=== WHAT THE EXERCISE ASKS ===
Please return the full listing below without altering anything.

* START DATA FOR THE TASK *

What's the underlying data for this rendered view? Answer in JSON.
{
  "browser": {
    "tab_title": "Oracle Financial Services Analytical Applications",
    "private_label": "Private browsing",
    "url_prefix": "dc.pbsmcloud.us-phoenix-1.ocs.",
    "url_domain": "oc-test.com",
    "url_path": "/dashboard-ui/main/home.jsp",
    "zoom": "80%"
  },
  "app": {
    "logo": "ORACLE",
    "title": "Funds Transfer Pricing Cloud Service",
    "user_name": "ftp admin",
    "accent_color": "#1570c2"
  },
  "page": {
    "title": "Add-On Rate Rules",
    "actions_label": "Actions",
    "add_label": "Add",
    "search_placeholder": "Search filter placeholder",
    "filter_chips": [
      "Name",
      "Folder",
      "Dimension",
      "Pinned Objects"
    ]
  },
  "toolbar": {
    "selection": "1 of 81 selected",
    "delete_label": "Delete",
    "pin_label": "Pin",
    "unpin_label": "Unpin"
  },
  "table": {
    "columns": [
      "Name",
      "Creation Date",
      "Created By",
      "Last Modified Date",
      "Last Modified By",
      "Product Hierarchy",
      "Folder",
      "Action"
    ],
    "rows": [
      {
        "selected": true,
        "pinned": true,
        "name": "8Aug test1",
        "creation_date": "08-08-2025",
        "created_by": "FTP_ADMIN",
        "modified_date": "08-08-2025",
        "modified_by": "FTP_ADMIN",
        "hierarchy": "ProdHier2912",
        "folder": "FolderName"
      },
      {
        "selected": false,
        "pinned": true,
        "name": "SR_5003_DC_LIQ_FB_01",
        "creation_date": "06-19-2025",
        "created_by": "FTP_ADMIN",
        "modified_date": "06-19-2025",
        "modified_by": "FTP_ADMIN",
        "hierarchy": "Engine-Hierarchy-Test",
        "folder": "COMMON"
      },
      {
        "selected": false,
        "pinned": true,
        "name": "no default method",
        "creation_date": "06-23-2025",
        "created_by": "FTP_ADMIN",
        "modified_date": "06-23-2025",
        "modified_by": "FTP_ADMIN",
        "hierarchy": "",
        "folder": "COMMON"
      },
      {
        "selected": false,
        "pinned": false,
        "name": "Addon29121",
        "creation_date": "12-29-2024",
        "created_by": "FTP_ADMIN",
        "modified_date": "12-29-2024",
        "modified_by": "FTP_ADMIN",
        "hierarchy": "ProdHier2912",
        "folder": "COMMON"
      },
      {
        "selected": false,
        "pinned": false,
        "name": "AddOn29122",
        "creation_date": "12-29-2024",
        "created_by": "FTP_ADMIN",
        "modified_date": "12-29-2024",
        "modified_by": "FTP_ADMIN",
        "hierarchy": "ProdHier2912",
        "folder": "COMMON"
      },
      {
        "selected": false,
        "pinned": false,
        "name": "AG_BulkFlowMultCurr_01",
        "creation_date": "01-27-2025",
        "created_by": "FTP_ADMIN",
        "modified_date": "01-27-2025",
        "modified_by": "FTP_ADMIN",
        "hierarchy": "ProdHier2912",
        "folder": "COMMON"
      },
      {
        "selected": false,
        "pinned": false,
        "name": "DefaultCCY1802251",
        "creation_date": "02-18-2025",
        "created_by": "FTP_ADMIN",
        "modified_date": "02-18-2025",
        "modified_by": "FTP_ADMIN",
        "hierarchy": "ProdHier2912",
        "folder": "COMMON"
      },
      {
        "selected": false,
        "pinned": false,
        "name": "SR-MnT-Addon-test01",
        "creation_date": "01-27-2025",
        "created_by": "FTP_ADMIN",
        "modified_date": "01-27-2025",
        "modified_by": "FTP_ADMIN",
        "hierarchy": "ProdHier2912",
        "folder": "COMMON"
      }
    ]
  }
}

* END DATA FOR THE TASK *

=== RESULT BELOW ===
What's the underlying data for this rendered view? Answer in JSON.
{
  "browser": {
    "tab_title": "Oracle Financial Services Analytical Applications",
    "private_label": "Private browsing",
    "url_prefix": "dc.pbsmcloud.us-phoenix-1.ocs.",
    "url_domain": "oc-test.com",
    "url_path": "/dashboard-ui/main/home.jsp",
    "zoom": "80%"
  },
  "app": {
    "logo": "ORACLE",
    "title": "Funds Transfer Pricing Cloud Service",
    "user_name": "ftp admin",
    "accent_color": "#1570c2"
  },
  "page": {
    "title": "Add-On Rate Rules",
    "actions_label": "Actions",
    "add_label": "Add",
    "search_placeholder": "Search filter placeholder",
    "filter_chips": [
      "Name",
      "Folder",
      "Dimension",
      "Pinned Objects"
    ]
  },
  "toolbar": {
    "selection": "1 of 81 selected",
    "delete_label": "Delete",
    "pin_label": "Pin",
    "unpin_label": "Unpin"
  },
  "table": {
    "columns": [
      "Name",
      "Creation Date",
      "Created By",
      "Last Modified Date",
      "Last Modified By",
      "Product Hierarchy",
      "Folder",
      "Action"
    ],
    "rows": [
      {
        "selected": true,
        "pinned": true,
        "name": "8Aug test1",
        "creation_date": "08-08-2025",
        "created_by": "FTP_ADMIN",
        "modified_date": "08-08-2025",
        "modified_by": "FTP_ADMIN",
        "hierarchy": "ProdHier2912",
        "folder": "FolderName"
      },
      {
        "selected": false,
        "pinned": true,
        "name": "SR_5003_DC_LIQ_FB_01",
        "creation_date": "06-19-2025",
        "created_by": "FTP_ADMIN",
        "modified_date": "06-19-2025",
        "modified_by": "FTP_ADMIN",
        "hierarchy": "Engine-Hierarchy-Test",
        "folder": "COMMON"
      },
      {
        "selected": false,
        "pinned": true,
        "name": "no default method",
        "creation_date": "06-23-2025",
        "created_by": "FTP_ADMIN",
        "modified_date": "06-23-2025",
        "modified_by": "FTP_ADMIN",
        "hierarchy": "",
        "folder": "COMMON"
      },
      {
        "selected": false,
        "pinned": false,
        "name": "Addon29121",
        "creation_date": "12-29-2024",
        "created_by": "FTP_ADMIN",
        "modified_date": "12-29-2024",
        "modified_by": "FTP_ADMIN",
        "hierarchy": "ProdHier2912",
        "folder": "COMMON"
      },
      {
        "selected": false,
        "pinned": false,
        "name": "AddOn29122",
        "creation_date": "12-29-2024",
        "created_by": "FTP_ADMIN",
        "modified_date": "12-29-2024",
        "modified_by": "FTP_ADMIN",
        "hierarchy": "ProdHier2912",
        "folder": "COMMON"
      },
      {
        "selected": false,
        "pinned": false,
        "name": "AG_BulkFlowMultCurr_01",
        "creation_date": "01-27-2025",
        "created_by": "FTP_ADMIN",
        "modified_date": "01-27-2025",
        "modified_by": "FTP_ADMIN",
        "hierarchy": "ProdHier2912",
        "folder": "COMMON"
      },
      {
        "selected": false,
        "pinned": false,
        "name": "DefaultCCY1802251",
        "creation_date": "02-18-2025",
        "created_by": "FTP_ADMIN",
        "modified_date": "02-18-2025",
        "modified_by": "FTP_ADMIN",
        "hierarchy": "ProdHier2912",
        "folder": "COMMON"
      },
      {
        "selected": false,
        "pinned": false,
        "name": "SR-MnT-Addon-test01",
        "creation_date": "01-27-2025",
        "created_by": "FTP_ADMIN",
        "modified_date": "01-27-2025",
        "modified_by": "FTP_ADMIN",
        "hierarchy": "ProdHier2912",
        "folder": "COMMON"
      }
    ]
  }
}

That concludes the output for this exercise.